TEXT:
+ + +

In connection with the Host-USA Acquisition, the Company issued subordinated notes on December 17, 1999, bearing interest at 8%, having an aggregate face value of $18,594. Interest is payable quarterly until maturity on January 17, 2003. In connection with the acquisition of certain business operations, the Company also has subordinated notes outstanding in the amount of $590, bearing interest at 9%, due in September 2002 with accrued interest. Payment of interest and principal on all of the subordinated notes is subordinate to the Company’s bank credit agreement.

+ + +

DATA LINES:
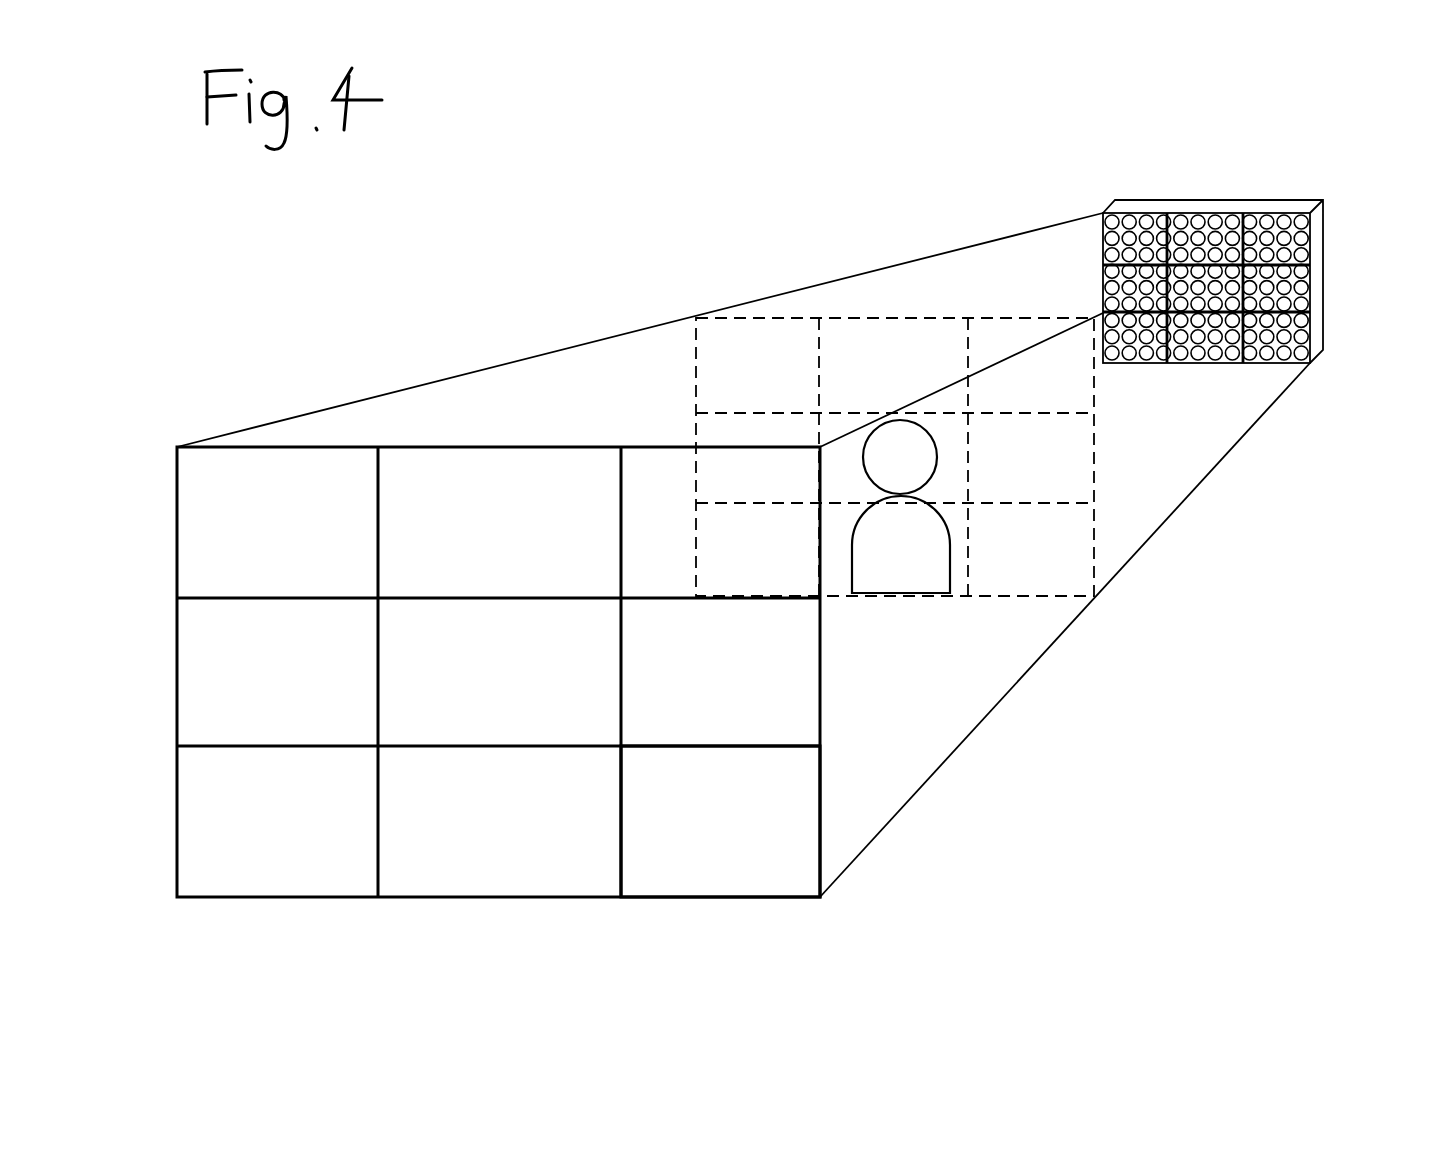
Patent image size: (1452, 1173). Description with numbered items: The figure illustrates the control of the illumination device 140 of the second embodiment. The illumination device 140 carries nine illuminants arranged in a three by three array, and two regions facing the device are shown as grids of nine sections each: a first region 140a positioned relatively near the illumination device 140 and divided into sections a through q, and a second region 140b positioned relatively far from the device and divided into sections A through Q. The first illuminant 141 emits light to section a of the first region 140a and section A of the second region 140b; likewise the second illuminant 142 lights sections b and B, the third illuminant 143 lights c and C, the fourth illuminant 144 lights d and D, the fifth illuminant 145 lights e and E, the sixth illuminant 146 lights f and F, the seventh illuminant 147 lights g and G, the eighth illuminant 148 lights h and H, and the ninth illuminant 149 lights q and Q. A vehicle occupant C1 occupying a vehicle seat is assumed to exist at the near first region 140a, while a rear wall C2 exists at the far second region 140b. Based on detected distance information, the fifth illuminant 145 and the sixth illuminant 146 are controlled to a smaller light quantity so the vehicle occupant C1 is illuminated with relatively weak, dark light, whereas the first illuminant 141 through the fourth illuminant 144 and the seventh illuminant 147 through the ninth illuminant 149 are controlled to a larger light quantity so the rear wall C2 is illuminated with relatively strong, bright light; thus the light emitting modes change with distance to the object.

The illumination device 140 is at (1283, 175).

+ + +

List every date given in the text on the Company's subordinated notes, including any given only as a month and year.

December 17, 1999; January 17, 2003; September 2002